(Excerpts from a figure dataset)
-- Begin --
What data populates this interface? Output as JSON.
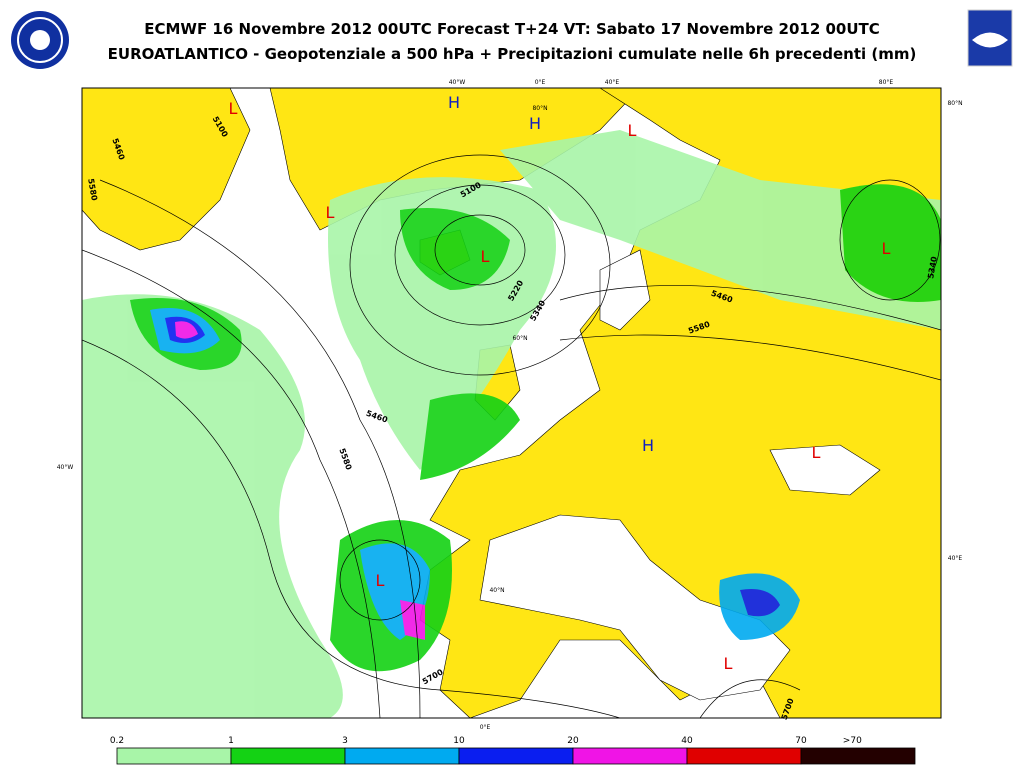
{
  "header": {
    "title": "ECMWF 16 Novembre 2012 00UTC Forecast T+24 VT: Sabato 17 Novembre 2012 00UTC",
    "subtitle": "EUROATLANTICO - Geopotenziale a 500 hPa + Precipitazioni cumulate nelle 6h precedenti (mm)"
  },
  "map": {
    "pressure_centers": [
      {
        "label": "L",
        "color": "#e00000"
      },
      {
        "label": "H",
        "color": "#1020c0"
      },
      {
        "label": "H",
        "color": "#1020c0"
      },
      {
        "label": "L",
        "color": "#e00000"
      },
      {
        "label": "L",
        "color": "#e00000"
      },
      {
        "label": "L",
        "color": "#e00000"
      },
      {
        "label": "L",
        "color": "#e00000"
      },
      {
        "label": "H",
        "color": "#1020c0"
      },
      {
        "label": "L",
        "color": "#e00000"
      },
      {
        "label": "L",
        "color": "#e00000"
      },
      {
        "label": "L",
        "color": "#e00000"
      }
    ],
    "contour_labels": [
      "5100",
      "5460",
      "5580",
      "5100",
      "5220",
      "5340",
      "5460",
      "5580",
      "5340",
      "5460",
      "5580",
      "5700",
      "5700"
    ],
    "graticule_labels": [
      "40°W",
      "0°E",
      "40°E",
      "80°E",
      "80°N",
      "80°N",
      "60°N",
      "40°W",
      "40°E",
      "40°N",
      "0°E"
    ]
  },
  "legend": {
    "thresholds": [
      "0.2",
      "1",
      "3",
      "10",
      "20",
      "40",
      "70",
      ">70"
    ],
    "colors": [
      "#a8f5a8",
      "#14d214",
      "#00aaf0",
      "#0a1ef0",
      "#f014e6",
      "#e00000",
      "#230000"
    ]
  }
}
-- End --
▶ REQUIREMENT: Repeat the records above exactly, omitting every picture.

▶ SOLUTION TO THIS EXERCISE:
What data populates this interface? Output as JSON.
{
  "header": {
    "title": "ECMWF 16 Novembre 2012 00UTC Forecast T+24 VT: Sabato 17 Novembre 2012 00UTC",
    "subtitle": "EUROATLANTICO - Geopotenziale a 500 hPa + Precipitazioni cumulate nelle 6h precedenti (mm)"
  },
  "map": {
    "pressure_centers": [
      {
        "label": "L",
        "color": "#e00000"
      },
      {
        "label": "H",
        "color": "#1020c0"
      },
      {
        "label": "H",
        "color": "#1020c0"
      },
      {
        "label": "L",
        "color": "#e00000"
      },
      {
        "label": "L",
        "color": "#e00000"
      },
      {
        "label": "L",
        "color": "#e00000"
      },
      {
        "label": "L",
        "color": "#e00000"
      },
      {
        "label": "H",
        "color": "#1020c0"
      },
      {
        "label": "L",
        "color": "#e00000"
      },
      {
        "label": "L",
        "color": "#e00000"
      },
      {
        "label": "L",
        "color": "#e00000"
      }
    ],
    "contour_labels": [
      "5100",
      "5460",
      "5580",
      "5100",
      "5220",
      "5340",
      "5460",
      "5580",
      "5340",
      "5460",
      "5580",
      "5700",
      "5700"
    ],
    "graticule_labels": [
      "40°W",
      "0°E",
      "40°E",
      "80°E",
      "80°N",
      "80°N",
      "60°N",
      "40°W",
      "40°E",
      "40°N",
      "0°E"
    ]
  },
  "legend": {
    "thresholds": [
      "0.2",
      "1",
      "3",
      "10",
      "20",
      "40",
      "70",
      ">70"
    ],
    "colors": [
      "#a8f5a8",
      "#14d214",
      "#00aaf0",
      "#0a1ef0",
      "#f014e6",
      "#e00000",
      "#230000"
    ]
  }
}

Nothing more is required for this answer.